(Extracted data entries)
------------------------------

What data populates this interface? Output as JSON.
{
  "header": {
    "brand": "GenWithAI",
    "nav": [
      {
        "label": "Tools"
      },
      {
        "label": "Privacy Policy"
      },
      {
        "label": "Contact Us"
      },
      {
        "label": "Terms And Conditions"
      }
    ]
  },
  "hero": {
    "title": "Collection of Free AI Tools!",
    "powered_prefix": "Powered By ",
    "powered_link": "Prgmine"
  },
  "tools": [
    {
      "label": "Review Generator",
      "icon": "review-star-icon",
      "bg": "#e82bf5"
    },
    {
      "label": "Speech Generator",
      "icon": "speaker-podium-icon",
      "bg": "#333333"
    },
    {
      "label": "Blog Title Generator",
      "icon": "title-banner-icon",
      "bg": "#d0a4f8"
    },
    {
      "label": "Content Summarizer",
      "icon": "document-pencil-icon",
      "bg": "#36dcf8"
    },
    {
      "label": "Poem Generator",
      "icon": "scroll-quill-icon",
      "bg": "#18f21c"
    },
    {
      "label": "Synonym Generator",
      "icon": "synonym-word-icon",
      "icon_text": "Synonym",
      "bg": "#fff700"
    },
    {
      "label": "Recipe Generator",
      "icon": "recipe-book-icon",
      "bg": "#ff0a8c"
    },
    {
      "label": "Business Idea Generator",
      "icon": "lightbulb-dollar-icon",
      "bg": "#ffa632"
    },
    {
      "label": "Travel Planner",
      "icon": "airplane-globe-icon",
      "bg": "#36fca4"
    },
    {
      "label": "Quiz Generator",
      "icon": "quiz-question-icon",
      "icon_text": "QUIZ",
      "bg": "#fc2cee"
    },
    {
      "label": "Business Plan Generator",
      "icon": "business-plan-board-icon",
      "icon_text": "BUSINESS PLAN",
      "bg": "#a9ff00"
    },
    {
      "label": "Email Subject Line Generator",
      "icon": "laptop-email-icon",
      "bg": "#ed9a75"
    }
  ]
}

------------------------------

SHORT TASK:
Write the material out again in its entirety, exactly as shown.

PROBLEM SOLUTION:
What data populates this interface? Output as JSON.
{
  "header": {
    "brand": "GenWithAI",
    "nav": [
      {
        "label": "Tools"
      },
      {
        "label": "Privacy Policy"
      },
      {
        "label": "Contact Us"
      },
      {
        "label": "Terms And Conditions"
      }
    ]
  },
  "hero": {
    "title": "Collection of Free AI Tools!",
    "powered_prefix": "Powered By ",
    "powered_link": "Prgmine"
  },
  "tools": [
    {
      "label": "Review Generator",
      "icon": "review-star-icon",
      "bg": "#e82bf5"
    },
    {
      "label": "Speech Generator",
      "icon": "speaker-podium-icon",
      "bg": "#333333"
    },
    {
      "label": "Blog Title Generator",
      "icon": "title-banner-icon",
      "bg": "#d0a4f8"
    },
    {
      "label": "Content Summarizer",
      "icon": "document-pencil-icon",
      "bg": "#36dcf8"
    },
    {
      "label": "Poem Generator",
      "icon": "scroll-quill-icon",
      "bg": "#18f21c"
    },
    {
      "label": "Synonym Generator",
      "icon": "synonym-word-icon",
      "icon_text": "Synonym",
      "bg": "#fff700"
    },
    {
      "label": "Recipe Generator",
      "icon": "recipe-book-icon",
      "bg": "#ff0a8c"
    },
    {
      "label": "Business Idea Generator",
      "icon": "lightbulb-dollar-icon",
      "bg": "#ffa632"
    },
    {
      "label": "Travel Planner",
      "icon": "airplane-globe-icon",
      "bg": "#36fca4"
    },
    {
      "label": "Quiz Generator",
      "icon": "quiz-question-icon",
      "icon_text": "QUIZ",
      "bg": "#fc2cee"
    },
    {
      "label": "Business Plan Generator",
      "icon": "business-plan-board-icon",
      "icon_text": "BUSINESS PLAN",
      "bg": "#a9ff00"
    },
    {
      "label": "Email Subject Line Generator",
      "icon": "laptop-email-icon",
      "bg": "#ed9a75"
    }
  ]
}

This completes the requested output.